## [ASSIGNMENT 1]
Write out the passage on Long-Term Capital word for word, starting with "Yet Meriwether and" and going on through "stupidity they exploited.".
## [ASSIGNMENT 2]
Extend the passage on Long-Term Capital from the point where it stops.

And everyone else quickly realized this. Other firms very quickly started raiding everywhere they could think of - academia, NASA, everywhere they thought they could find someone smart enough to perform the immensely difficult calculations necessary to accurately model financial markets with this formula, and paid the maths geniuses or the rocket scientists or whoever they managed to get huge salaries to perform these financial calculations for them. The speed of adoption was unparalleled. Texas instruments even created a specialized hand-held calculator precisely for using the formula.

Meriweather negotiated access to big banks’ capital on unprecedentedly friendly terms. Everyone wanted a slice of the action. “It was generally believed that Long-Term had the benefit of superior, virtually fail-safe technology” (Lowenstein, 2001).

But there is one fatal flaw with this – the formula only works under normal market conditions. Like the rocket taking off, you cannot calculate a trajectory when some other factor influences it. A calculation of a launch trajectory would become completely invalid if part of the rocket fell off or something for example. And because this is unforeseeable, it cannot be factored in – if it could be, it would have to first be foreseeable.

So everything was going gangbusters and the firm was levered up to the hilt and making a fortune from it, which only allowed them to borrow more. And with them ploughing their previous profits back into the firm as well, this simply ensured that if they fell, they would fall hard.

Of course, with the success of the formula so far you can forgive them for what they were doing – it was as if it had given them the ability to turn the market transparent.

And then the Asian crisis hit.

“The firm had bet that volatility would be low and that the premiums for low-risk assets (like brand new Treasury bonds) would lessen. Instead the opposite happened: Investors worried about a global downturn fled to safety. In some months, the firm only broke even, and Long-Term Capital had its lowest returns yet on the year.

Yet Meriwether and co. did not panic. While other investors got out of their positions, Long-Term Capital doubled down. The traders believed the Asian Crisis was an opportunity, just like Black Monday in 1987. They expected the market would calm eventually; in the meantime, investors' flight to safety was the exact type of inefficiency and stupidity they exploited.

But the Asian Crisis kept getting worse, and the market kept getting more erratic and volatile. Unprecedented events kept occurring: It was an article of faith among investors that Russia, a nuclear superpower, would not default. But then the Russian government decided that it preferred to pay Russian workers rather than bondholders, defaulted, and the International Monetary Fund decided not to come to the rescue.

The markets panicked. As investors bought safe assets, the fund’s trades looked worse and worse. In one day, the firm lost \$553 million”. (Lewis, 1999)

By the time the dust settled, the firm had been completely wiped out, and they weren’t the only ones – as I showed earlier, everyone else in the business had essentially seen their success and just copied them by this point, so the entire market was levered up to the hilt. In five weeks, over a trillion dollars of losses had accumulated across the industry, all because they stuck with using the formula as if it was a law (like part of it is in physics) instead of an imperfect predictor, and ignored what their intuition was telling them.

Traders learned their lesson in trying to make an absolute quantification of human activity, i.e a predictive law rather than likelihood. Nowadays, traders see the formula as just one of many tools to use in a toolkit for risk appraisal, one which includes their own intuition about what’s going on in the market and whether things are “normal”.

The abstract of Ogilvy’s
Systems Theory: Arrogant and Humble states the following:

“Arrogant systems thinkers aspire to a totalizing grasp of the whole. Humble systems thinkers start from the same premise of interconnectedness, but recoil from totalization”.

## [GIVEN RECORDS]
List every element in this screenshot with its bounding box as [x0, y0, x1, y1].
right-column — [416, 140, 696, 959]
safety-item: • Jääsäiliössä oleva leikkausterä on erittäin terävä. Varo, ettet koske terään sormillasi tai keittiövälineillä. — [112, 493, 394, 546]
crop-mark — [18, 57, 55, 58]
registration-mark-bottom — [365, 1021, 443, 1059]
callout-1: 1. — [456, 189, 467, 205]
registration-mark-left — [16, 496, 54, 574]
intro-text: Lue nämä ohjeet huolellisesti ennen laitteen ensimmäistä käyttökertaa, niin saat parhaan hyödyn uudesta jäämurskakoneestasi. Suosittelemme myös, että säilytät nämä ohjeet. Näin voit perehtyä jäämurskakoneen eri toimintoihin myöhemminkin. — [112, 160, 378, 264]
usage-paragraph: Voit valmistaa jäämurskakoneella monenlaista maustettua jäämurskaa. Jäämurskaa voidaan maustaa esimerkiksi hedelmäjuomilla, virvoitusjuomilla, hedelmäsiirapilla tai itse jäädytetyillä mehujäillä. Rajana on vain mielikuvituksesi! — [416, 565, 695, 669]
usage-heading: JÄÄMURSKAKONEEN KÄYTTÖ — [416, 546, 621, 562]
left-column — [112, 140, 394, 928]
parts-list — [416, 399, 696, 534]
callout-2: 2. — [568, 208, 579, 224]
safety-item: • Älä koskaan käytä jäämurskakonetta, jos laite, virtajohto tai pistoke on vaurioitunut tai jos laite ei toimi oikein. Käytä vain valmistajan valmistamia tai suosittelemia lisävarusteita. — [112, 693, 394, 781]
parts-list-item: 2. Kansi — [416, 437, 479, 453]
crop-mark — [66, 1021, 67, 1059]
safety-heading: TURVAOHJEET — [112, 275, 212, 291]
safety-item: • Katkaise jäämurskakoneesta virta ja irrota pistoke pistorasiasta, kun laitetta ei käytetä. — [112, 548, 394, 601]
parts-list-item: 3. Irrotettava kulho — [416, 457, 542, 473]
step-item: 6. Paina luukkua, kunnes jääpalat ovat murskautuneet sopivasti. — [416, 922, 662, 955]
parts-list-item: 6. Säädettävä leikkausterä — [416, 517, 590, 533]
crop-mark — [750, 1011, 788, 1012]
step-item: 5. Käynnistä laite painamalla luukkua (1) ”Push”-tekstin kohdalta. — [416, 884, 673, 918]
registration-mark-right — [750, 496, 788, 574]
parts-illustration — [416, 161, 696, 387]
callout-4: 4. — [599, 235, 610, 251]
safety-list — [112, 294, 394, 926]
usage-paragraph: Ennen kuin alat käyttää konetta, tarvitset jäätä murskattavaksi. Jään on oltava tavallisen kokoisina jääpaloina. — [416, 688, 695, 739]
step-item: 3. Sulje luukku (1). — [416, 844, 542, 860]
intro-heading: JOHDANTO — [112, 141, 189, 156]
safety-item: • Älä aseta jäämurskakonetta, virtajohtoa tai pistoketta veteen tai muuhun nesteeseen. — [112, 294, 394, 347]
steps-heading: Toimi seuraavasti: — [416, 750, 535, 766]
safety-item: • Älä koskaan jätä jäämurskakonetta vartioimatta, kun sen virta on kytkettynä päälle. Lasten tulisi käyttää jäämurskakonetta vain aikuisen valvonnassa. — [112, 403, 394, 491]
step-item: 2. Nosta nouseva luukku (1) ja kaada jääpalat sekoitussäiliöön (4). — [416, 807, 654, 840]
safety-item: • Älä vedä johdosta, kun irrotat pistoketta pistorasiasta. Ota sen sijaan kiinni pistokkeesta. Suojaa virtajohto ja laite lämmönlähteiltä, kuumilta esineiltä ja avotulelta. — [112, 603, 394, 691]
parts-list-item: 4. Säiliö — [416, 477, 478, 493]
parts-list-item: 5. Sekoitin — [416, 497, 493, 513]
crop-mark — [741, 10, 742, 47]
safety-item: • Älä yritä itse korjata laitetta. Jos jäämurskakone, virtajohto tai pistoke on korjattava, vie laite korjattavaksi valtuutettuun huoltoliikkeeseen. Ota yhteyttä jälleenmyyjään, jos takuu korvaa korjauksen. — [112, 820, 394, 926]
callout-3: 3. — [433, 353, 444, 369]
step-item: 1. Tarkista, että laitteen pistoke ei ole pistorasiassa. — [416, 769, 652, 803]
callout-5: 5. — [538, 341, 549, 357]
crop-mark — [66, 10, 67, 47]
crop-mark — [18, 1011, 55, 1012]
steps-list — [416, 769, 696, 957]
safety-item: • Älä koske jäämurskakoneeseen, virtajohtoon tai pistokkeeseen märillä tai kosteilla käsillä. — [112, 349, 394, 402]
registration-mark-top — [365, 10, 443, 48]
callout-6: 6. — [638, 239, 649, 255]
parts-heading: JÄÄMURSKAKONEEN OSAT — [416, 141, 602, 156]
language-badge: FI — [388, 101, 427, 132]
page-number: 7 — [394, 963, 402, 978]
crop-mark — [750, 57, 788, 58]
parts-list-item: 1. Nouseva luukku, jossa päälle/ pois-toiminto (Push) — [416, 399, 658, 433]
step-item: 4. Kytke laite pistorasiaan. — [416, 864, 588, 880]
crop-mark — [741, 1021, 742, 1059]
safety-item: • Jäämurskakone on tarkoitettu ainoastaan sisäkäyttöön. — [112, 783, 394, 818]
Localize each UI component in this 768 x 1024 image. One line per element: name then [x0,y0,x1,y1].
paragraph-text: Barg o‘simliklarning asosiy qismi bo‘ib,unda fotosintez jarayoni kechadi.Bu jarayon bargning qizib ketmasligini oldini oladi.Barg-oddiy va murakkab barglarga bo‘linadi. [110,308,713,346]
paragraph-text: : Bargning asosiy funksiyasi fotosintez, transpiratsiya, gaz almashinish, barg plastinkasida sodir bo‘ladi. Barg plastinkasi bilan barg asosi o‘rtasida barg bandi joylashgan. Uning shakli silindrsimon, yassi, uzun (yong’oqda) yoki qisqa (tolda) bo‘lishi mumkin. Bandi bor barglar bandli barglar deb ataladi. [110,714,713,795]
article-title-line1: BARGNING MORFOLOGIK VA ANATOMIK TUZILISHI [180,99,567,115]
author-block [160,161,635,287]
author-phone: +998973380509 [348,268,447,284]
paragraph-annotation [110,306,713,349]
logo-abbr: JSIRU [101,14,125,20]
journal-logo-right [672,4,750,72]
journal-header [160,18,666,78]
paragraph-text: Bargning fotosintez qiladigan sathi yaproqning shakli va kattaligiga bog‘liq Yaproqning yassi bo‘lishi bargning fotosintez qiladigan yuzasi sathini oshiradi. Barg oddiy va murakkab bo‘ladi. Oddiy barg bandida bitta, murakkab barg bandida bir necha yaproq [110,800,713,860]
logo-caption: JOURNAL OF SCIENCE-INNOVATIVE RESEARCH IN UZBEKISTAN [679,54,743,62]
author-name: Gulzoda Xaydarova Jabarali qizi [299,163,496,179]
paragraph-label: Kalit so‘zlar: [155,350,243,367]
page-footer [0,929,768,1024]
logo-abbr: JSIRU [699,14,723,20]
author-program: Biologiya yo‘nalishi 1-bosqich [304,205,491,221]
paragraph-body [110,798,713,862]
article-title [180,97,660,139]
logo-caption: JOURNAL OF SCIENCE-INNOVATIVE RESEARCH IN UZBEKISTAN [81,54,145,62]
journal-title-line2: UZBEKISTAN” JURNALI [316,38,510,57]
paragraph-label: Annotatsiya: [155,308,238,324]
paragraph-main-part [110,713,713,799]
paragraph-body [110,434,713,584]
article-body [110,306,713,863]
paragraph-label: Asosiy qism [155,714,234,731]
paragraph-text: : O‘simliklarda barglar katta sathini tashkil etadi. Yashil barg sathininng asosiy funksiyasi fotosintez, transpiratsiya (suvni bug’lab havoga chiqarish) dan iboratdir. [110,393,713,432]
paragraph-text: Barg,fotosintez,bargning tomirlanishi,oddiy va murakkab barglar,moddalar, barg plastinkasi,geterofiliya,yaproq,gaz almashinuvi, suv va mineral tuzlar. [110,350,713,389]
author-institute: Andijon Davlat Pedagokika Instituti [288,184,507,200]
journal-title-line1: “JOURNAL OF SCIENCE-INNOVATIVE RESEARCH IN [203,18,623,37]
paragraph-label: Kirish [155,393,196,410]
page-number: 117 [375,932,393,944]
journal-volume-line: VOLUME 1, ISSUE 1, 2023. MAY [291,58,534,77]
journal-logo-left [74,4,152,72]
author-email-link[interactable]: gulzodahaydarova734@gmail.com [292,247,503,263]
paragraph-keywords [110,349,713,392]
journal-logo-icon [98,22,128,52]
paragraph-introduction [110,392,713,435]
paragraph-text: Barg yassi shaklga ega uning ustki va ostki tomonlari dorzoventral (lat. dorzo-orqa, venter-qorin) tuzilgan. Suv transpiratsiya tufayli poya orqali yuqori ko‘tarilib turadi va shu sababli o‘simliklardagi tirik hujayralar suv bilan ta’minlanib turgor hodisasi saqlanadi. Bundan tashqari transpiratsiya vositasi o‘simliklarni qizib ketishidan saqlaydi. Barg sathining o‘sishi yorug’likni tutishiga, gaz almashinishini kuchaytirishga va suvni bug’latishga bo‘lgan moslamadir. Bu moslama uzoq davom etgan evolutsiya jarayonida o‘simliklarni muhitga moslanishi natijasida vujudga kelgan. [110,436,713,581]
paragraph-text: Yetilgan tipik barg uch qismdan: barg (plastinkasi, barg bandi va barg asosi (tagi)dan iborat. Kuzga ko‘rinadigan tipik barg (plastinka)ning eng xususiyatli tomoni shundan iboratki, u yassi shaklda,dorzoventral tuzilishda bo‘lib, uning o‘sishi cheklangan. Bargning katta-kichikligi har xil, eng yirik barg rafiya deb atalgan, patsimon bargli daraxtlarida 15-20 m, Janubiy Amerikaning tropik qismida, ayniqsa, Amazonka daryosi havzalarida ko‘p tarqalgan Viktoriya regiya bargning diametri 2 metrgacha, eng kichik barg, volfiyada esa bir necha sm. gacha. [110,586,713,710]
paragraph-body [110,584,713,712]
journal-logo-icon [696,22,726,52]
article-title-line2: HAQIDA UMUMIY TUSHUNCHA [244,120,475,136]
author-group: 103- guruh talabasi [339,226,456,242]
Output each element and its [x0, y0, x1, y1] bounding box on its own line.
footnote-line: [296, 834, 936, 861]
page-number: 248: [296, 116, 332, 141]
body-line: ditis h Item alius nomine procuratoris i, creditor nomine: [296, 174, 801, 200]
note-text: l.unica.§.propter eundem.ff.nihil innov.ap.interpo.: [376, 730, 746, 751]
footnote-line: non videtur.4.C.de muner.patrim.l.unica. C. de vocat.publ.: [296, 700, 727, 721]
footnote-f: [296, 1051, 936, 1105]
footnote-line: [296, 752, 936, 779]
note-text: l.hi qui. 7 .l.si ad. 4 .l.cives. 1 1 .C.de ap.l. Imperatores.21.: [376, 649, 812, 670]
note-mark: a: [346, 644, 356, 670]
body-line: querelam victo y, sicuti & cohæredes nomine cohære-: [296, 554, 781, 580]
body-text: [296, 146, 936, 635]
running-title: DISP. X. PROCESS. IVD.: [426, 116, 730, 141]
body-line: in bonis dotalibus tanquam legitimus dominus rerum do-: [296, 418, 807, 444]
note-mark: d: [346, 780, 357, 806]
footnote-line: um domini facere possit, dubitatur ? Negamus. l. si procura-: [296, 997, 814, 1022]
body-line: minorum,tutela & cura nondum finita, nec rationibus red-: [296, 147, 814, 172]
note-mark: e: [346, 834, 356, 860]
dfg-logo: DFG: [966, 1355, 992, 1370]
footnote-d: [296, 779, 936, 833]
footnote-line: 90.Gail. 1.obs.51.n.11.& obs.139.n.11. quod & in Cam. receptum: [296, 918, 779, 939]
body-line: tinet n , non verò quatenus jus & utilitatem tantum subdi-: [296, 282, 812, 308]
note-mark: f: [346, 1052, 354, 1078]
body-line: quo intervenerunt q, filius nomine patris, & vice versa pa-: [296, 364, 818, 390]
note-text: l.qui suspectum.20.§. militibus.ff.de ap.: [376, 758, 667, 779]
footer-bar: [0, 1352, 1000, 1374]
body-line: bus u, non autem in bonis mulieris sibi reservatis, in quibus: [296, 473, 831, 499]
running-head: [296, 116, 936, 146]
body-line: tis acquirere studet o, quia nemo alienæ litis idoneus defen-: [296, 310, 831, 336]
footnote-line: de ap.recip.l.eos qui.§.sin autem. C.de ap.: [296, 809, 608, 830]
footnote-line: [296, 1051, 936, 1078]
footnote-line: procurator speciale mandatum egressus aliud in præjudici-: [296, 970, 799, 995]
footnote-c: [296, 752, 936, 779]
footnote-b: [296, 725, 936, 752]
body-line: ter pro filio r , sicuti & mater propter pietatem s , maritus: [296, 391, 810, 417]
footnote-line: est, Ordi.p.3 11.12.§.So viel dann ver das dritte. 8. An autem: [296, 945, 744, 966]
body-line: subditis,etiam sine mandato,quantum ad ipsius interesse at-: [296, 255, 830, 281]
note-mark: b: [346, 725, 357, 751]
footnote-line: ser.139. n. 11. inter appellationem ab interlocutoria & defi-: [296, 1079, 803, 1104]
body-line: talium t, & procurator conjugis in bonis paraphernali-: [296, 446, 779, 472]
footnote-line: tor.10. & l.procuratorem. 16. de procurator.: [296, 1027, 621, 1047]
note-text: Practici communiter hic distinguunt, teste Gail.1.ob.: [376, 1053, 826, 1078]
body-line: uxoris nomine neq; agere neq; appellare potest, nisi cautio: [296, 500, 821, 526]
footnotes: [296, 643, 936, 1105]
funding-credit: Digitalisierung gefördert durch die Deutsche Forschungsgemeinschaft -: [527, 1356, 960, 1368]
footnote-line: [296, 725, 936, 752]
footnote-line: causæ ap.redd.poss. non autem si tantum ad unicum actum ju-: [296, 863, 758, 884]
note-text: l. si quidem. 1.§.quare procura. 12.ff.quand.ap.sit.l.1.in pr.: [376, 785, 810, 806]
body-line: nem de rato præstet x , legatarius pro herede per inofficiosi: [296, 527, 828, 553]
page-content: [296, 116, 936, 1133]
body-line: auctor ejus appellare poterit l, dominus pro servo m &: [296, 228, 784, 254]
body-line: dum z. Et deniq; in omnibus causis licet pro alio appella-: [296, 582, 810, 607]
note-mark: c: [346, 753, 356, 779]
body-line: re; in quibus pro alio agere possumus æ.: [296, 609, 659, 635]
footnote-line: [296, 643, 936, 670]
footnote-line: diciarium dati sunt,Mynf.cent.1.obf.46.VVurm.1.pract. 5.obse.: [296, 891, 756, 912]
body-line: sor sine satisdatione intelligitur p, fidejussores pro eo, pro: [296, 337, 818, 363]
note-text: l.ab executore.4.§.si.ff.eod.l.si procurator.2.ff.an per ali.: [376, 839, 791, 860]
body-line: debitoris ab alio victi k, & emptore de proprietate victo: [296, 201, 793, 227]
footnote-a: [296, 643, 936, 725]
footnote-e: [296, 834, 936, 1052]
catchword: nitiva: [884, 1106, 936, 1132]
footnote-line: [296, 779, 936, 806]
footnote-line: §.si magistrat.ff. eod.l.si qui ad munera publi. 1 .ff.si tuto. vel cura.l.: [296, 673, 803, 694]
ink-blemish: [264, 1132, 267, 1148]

## [WRITTEN RESPONSE 1]
Yet Meriwether and co. did not panic. While other investors got out of their positions, Long-Term Capital doubled down. The traders believed the Asian Crisis was an opportunity, just like Black Monday in 1987. They expected the market would calm eventually; in the meantime, investors' flight to safety was the exact type of inefficiency and stupidity they exploited.

## [WRITTEN RESPONSE 2]
It is clear that if we are going to try & take an approach from the natural sciences where formulas of systems are developed as laws, and apply it elsewhere, then we absolutely need to take a humble systems approach and use it as just one tool of a multi-faceted approach to whatever we are doing, not a revolutionary paradigm shift.

A trillion dollars tells us why".

For a more modern example I can demonstrate, we need look no further than the coronavirus pandemic because we actually now have cold hard data on how retail traders (which aren’t rocket scientists capable of doing absurdly complex financial mathematics) have fared vs the hedge funds, and it’s not even a comparison:

However, this is data just for the hedge funds as a whole. Why don’t we take a look at the quantitative funds specifically:

As you can see, the quantitative funds have not even matched the market throughout this period. They have actually lost money in a bull (increasing) market.

That’s right, they have made less money than if you had simply parked all of your money in an index-tracking ETF like SPY, walked away, and not made a single trade.

But the news for the quantitative funds actually gets even worse. Several of them are on the brink of bankruptcy due to their dogged refusal to admit that their trading method simply isn’t valid under these conditions:

Mathematical trading methods are not valid outside of normal market conditions.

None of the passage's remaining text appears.